WRITTEN REQUEST:
Retype each record below word for word. Leave the pictures out.

(Stored data)
# # # # #
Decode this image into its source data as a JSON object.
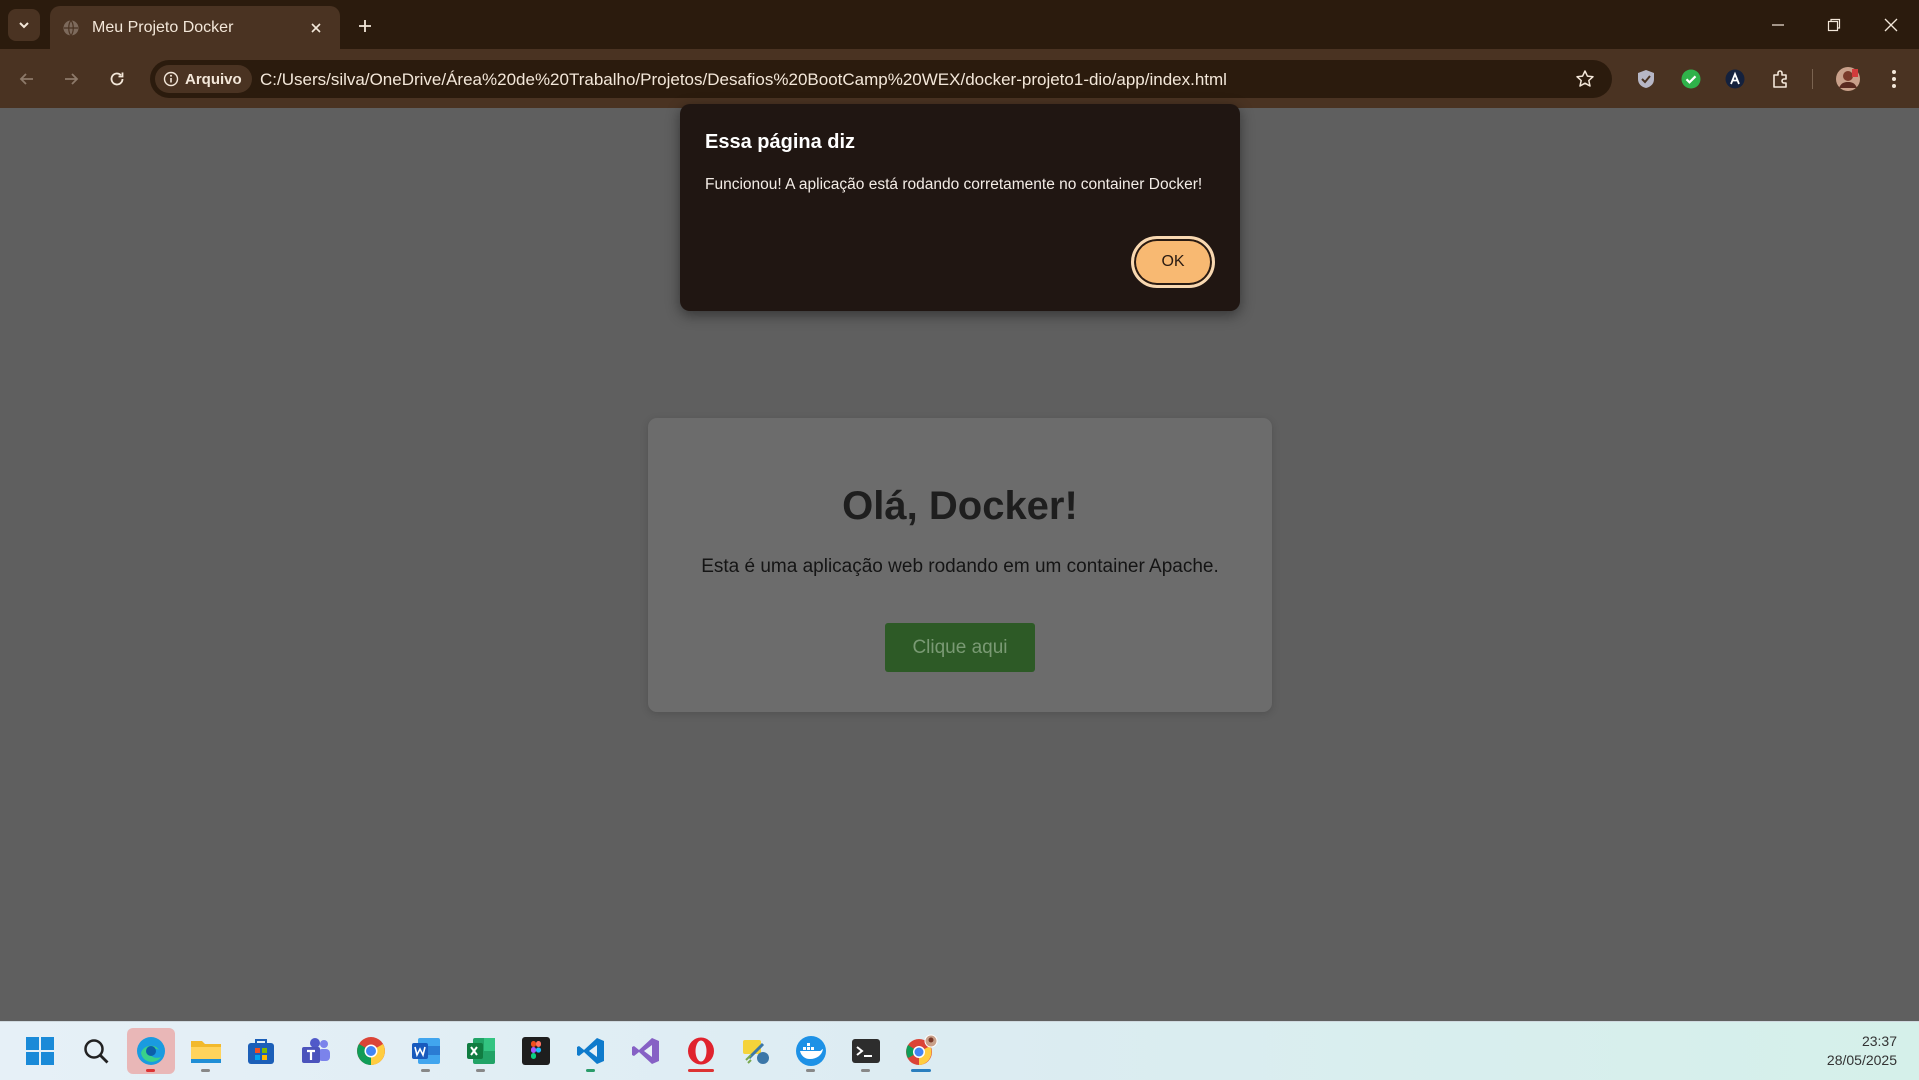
{
  "browser": {
    "tab": {
      "title": "Meu Projeto Docker"
    },
    "address": {
      "chip_label": "Arquivo",
      "url": "C:/Users/silva/OneDrive/Área%20de%20Trabalho/Projetos/Desafios%20BootCamp%20WEX/docker-projeto1-dio/app/index.html"
    }
  },
  "page": {
    "heading": "Olá, Docker!",
    "description": "Esta é uma aplicação web rodando em um container Apache.",
    "button_label": "Clique aqui"
  },
  "dialog": {
    "title": "Essa página diz",
    "message": "Funcionou! A aplicação está rodando corretamente no container Docker!",
    "ok_label": "OK"
  },
  "taskbar": {
    "apps": [
      "start",
      "search",
      "edge",
      "file-explorer",
      "microsoft-store",
      "teams",
      "chrome",
      "word",
      "excel",
      "figma",
      "vscode",
      "visual-studio",
      "opera",
      "python-idle",
      "docker",
      "terminal",
      "chrome-profile"
    ],
    "clock": {
      "time": "23:37",
      "date": "28/05/2025"
    }
  },
  "colors": {
    "chrome_dark": "#2b1b0d",
    "chrome_mid": "#4a3322",
    "page_overlay": "#5f5f5f",
    "dialog_bg": "#201612",
    "ok_button": "#f8b972",
    "page_button": "#2d5a26"
  }
}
# # # # #
THE SOLUTION:
Decode this image into its source data as a JSON object.
{
  "browser": {
    "tab": {
      "title": "Meu Projeto Docker"
    },
    "address": {
      "chip_label": "Arquivo",
      "url": "C:/Users/silva/OneDrive/Área%20de%20Trabalho/Projetos/Desafios%20BootCamp%20WEX/docker-projeto1-dio/app/index.html"
    }
  },
  "page": {
    "heading": "Olá, Docker!",
    "description": "Esta é uma aplicação web rodando em um container Apache.",
    "button_label": "Clique aqui"
  },
  "dialog": {
    "title": "Essa página diz",
    "message": "Funcionou! A aplicação está rodando corretamente no container Docker!",
    "ok_label": "OK"
  },
  "taskbar": {
    "apps": [
      "start",
      "search",
      "edge",
      "file-explorer",
      "microsoft-store",
      "teams",
      "chrome",
      "word",
      "excel",
      "figma",
      "vscode",
      "visual-studio",
      "opera",
      "python-idle",
      "docker",
      "terminal",
      "chrome-profile"
    ],
    "clock": {
      "time": "23:37",
      "date": "28/05/2025"
    }
  },
  "colors": {
    "chrome_dark": "#2b1b0d",
    "chrome_mid": "#4a3322",
    "page_overlay": "#5f5f5f",
    "dialog_bg": "#201612",
    "ok_button": "#f8b972",
    "page_button": "#2d5a26"
  }
}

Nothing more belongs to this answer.